▶ Data listing:
--- --- ---
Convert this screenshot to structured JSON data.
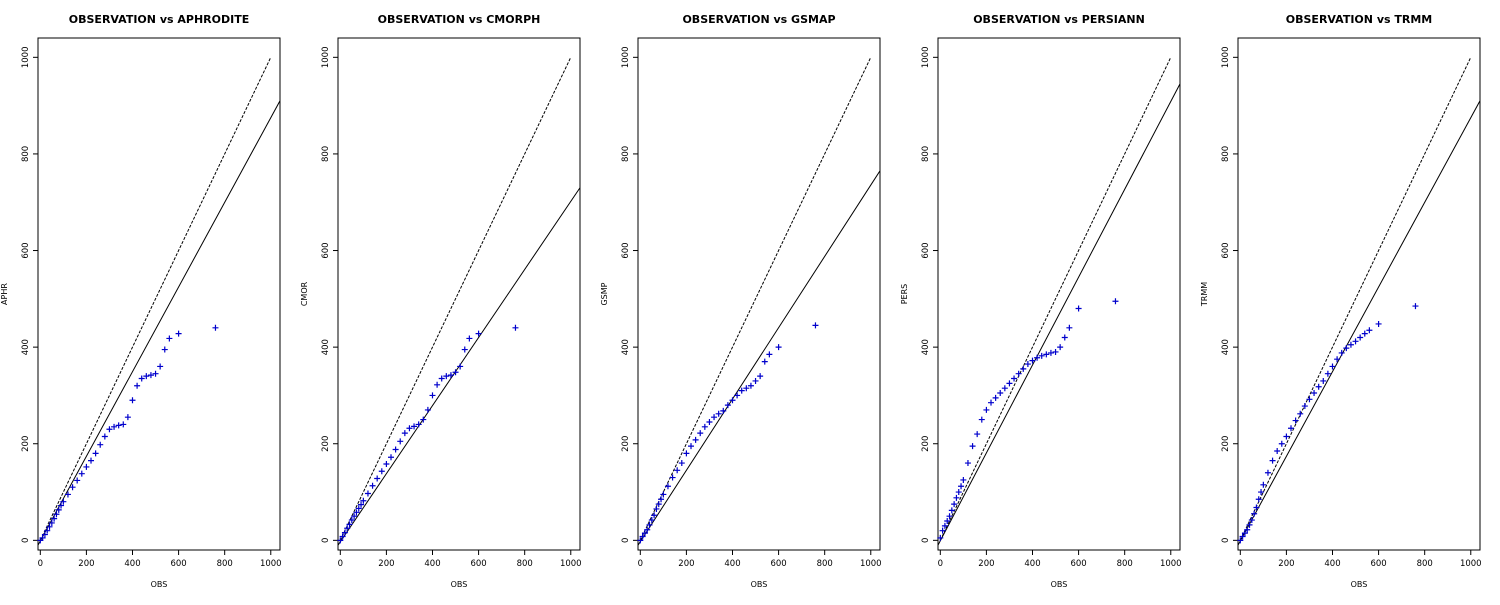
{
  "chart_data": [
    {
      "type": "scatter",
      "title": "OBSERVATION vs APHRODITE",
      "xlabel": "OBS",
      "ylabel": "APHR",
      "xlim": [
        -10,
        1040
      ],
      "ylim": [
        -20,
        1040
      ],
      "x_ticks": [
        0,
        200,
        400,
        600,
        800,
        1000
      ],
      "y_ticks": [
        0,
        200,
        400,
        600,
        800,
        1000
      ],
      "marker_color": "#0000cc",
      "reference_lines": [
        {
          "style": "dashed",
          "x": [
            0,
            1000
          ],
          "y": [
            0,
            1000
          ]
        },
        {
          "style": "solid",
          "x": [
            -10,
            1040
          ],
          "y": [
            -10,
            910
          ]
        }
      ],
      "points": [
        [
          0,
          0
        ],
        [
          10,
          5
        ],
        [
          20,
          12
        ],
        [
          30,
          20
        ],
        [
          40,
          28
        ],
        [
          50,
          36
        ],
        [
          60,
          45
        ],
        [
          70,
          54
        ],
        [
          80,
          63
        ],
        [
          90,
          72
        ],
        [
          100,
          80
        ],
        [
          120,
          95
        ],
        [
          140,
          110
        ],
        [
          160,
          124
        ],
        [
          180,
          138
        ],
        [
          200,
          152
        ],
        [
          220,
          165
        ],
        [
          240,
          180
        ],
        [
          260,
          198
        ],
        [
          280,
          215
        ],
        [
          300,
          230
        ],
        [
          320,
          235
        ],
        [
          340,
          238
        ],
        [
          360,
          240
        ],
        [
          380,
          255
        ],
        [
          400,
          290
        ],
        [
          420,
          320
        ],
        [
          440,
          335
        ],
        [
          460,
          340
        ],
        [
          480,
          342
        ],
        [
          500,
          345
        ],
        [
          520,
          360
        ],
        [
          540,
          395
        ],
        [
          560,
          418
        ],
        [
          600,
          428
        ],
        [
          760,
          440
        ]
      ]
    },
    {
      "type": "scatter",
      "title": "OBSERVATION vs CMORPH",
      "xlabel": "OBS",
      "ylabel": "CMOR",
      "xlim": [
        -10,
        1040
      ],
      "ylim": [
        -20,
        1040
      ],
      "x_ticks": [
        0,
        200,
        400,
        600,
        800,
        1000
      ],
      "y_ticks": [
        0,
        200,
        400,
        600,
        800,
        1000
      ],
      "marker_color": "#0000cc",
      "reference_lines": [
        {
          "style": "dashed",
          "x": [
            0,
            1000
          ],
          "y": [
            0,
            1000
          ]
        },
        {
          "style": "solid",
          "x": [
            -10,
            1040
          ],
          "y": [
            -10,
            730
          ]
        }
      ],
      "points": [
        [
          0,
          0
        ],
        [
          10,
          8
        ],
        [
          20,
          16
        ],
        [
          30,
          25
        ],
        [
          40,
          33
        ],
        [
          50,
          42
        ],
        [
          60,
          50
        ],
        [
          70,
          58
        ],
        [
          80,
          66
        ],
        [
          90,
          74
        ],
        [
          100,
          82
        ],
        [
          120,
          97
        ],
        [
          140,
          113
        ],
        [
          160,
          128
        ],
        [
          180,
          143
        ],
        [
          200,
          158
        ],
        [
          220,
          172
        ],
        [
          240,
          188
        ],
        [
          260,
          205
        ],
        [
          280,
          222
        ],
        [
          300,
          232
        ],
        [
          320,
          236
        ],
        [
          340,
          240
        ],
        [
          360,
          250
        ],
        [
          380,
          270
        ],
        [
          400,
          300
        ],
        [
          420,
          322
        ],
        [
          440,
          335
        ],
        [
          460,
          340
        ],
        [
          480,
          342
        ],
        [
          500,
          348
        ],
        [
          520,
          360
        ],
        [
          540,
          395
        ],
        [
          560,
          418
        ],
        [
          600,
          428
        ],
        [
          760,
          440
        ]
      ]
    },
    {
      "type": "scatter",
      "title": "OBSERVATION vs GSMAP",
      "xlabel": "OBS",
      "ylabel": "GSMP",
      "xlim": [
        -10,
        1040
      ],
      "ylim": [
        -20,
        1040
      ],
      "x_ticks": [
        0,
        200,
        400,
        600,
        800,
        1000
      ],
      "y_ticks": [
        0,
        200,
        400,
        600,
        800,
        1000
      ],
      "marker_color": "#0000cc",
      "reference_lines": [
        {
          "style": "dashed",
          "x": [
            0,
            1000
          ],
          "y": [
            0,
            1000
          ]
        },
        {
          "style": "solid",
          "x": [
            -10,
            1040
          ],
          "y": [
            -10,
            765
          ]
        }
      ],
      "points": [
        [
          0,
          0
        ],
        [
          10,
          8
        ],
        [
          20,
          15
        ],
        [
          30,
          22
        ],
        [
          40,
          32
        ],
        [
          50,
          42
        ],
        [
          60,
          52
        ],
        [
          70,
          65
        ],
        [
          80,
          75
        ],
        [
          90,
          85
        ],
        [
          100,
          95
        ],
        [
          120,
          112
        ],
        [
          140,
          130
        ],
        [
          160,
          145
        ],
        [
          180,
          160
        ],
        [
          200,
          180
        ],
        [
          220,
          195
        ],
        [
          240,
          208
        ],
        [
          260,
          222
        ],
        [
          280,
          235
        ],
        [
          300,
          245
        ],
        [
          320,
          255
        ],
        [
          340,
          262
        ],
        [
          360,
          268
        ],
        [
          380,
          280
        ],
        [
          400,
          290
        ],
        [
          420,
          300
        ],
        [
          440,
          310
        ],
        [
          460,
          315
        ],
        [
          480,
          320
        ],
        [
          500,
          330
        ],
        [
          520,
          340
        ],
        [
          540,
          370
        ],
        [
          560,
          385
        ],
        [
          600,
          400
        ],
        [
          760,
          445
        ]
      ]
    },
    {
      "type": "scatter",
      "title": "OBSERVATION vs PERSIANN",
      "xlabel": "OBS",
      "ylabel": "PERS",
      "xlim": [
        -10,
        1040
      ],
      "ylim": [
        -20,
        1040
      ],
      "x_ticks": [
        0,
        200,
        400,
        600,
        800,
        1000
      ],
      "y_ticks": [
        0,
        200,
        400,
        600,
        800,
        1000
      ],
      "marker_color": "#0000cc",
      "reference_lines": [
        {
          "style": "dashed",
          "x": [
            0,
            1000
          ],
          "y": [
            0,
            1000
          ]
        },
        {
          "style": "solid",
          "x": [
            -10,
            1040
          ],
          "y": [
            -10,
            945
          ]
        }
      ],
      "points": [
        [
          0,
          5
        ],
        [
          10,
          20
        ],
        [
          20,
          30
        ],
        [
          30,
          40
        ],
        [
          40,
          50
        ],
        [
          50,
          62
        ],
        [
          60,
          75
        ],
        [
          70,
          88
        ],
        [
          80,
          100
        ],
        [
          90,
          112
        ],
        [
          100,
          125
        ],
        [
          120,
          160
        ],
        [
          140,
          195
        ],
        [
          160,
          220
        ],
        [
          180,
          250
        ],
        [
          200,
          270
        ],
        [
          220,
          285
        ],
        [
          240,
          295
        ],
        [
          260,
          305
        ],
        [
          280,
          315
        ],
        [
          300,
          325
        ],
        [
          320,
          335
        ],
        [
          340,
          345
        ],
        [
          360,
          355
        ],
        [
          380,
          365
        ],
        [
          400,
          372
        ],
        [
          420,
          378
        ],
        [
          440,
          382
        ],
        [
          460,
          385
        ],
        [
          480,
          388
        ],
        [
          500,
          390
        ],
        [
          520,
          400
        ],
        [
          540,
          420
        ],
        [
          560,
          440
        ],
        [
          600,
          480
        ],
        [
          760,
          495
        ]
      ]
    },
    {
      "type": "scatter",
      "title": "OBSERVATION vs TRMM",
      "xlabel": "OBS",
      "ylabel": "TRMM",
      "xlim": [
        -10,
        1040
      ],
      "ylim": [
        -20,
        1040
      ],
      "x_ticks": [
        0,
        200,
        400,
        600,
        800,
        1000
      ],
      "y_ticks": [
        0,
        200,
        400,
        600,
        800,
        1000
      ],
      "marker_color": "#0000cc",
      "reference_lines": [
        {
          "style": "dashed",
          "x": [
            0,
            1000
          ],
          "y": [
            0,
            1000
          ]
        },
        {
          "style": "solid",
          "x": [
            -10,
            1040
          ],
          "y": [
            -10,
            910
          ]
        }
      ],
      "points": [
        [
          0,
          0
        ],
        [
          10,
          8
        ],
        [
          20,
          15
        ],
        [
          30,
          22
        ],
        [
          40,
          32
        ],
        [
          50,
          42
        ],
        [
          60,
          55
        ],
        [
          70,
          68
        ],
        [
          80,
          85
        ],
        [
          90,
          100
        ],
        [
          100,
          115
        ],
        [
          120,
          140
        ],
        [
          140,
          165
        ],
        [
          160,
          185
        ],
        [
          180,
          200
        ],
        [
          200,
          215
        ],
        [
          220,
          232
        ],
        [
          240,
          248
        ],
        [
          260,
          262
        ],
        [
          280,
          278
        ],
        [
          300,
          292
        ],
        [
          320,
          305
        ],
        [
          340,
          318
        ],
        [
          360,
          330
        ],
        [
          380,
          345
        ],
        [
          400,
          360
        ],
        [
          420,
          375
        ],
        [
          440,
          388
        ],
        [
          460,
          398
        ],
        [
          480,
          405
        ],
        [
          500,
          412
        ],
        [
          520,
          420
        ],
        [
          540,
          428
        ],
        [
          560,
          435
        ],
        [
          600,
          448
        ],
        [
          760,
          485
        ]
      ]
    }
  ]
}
--- --- ---
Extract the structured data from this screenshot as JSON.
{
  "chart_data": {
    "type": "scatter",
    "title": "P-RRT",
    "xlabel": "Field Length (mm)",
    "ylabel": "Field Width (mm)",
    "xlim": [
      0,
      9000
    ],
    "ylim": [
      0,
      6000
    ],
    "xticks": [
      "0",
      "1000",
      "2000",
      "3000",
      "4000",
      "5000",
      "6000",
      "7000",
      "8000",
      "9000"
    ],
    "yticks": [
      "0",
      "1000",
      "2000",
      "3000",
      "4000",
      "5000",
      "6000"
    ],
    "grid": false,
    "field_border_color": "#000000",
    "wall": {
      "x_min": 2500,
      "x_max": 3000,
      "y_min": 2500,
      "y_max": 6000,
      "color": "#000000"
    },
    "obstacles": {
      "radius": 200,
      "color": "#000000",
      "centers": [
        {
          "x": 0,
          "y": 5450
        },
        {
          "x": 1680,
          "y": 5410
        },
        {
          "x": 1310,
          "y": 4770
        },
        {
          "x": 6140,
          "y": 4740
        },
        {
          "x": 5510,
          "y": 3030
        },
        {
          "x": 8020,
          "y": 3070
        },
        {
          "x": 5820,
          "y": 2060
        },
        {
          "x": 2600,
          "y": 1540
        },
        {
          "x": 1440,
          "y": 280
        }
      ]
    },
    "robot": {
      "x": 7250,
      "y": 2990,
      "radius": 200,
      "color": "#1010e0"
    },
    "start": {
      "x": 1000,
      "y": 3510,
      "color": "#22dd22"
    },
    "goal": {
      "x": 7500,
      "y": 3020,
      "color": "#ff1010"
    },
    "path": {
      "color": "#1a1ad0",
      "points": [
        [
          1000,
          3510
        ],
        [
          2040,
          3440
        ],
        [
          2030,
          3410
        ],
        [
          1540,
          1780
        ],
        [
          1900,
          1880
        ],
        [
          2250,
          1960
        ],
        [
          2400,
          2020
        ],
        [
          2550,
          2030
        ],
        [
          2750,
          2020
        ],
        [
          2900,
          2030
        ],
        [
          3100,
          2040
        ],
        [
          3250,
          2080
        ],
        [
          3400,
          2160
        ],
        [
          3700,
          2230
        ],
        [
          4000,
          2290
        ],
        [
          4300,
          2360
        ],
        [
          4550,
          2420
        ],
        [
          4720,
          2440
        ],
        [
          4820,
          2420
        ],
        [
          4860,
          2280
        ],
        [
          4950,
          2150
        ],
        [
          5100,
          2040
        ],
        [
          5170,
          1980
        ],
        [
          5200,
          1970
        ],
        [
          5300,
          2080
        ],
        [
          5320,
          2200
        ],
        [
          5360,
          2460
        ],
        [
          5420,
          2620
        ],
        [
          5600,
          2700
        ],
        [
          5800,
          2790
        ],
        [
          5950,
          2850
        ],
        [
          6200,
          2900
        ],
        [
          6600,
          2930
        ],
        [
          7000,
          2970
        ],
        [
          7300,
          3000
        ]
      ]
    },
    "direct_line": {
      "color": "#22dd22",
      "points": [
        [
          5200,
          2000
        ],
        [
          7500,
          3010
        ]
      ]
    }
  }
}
--- --- ---
▶ What you need to do: Identify the lines in the entries above that contain "ylabel", then copy them out.

▶ Written response:
      "ylabel": "APHR",
      "ylabel": "CMOR",
      "ylabel": "GSMP",
      "ylabel": "PERS",
      "ylabel": "TRMM",
    "ylabel": "Field Width (mm)",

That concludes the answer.